_Written task_
Take every line that has the string "title" and copy it out.

Figure collection entries:
-.-.-

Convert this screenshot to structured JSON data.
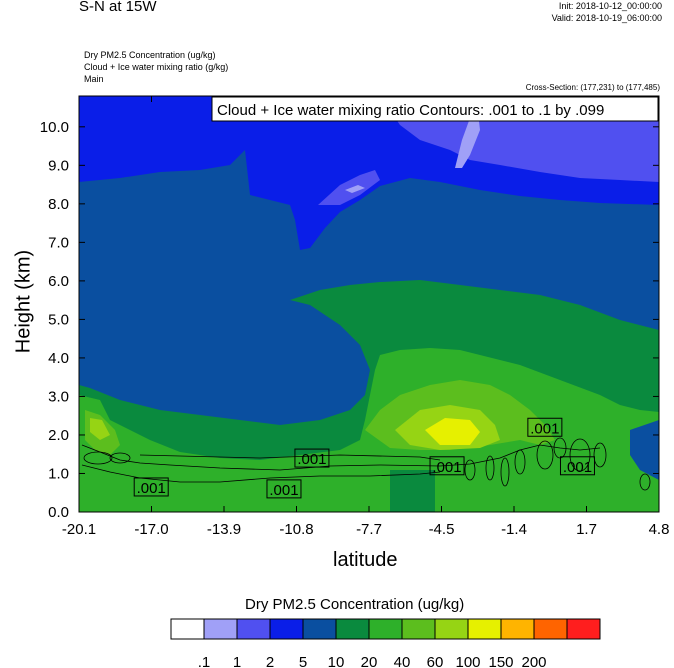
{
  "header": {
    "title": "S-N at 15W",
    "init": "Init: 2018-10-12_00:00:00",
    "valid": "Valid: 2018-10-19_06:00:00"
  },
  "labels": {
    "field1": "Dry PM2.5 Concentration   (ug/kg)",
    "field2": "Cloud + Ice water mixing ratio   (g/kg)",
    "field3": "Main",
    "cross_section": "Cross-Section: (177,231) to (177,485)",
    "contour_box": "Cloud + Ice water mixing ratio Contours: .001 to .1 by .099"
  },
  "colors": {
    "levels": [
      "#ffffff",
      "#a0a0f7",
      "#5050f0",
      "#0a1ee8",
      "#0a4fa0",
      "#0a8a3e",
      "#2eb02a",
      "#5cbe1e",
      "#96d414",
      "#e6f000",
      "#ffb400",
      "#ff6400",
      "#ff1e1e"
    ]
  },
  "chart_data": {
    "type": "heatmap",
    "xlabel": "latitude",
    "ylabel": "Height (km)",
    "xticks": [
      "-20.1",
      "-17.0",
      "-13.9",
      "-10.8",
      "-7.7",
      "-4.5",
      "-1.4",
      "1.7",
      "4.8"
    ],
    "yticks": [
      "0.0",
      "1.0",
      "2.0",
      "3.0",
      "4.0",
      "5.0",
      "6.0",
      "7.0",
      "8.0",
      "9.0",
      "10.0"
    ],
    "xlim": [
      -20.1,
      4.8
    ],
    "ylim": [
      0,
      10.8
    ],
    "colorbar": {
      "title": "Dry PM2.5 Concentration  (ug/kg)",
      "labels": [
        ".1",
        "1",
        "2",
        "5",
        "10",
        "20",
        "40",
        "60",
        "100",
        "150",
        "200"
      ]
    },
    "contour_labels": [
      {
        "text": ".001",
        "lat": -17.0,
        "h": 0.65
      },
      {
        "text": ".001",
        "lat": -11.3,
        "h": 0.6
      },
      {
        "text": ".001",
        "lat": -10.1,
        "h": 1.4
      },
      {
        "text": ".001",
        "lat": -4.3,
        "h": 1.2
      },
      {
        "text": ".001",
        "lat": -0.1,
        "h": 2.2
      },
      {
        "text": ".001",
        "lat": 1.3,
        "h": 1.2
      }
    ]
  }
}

-.-.-

_Task output_
    "title": "S-N at 15W",
      "title": "Dry PM2.5 Concentration  (ug/kg)",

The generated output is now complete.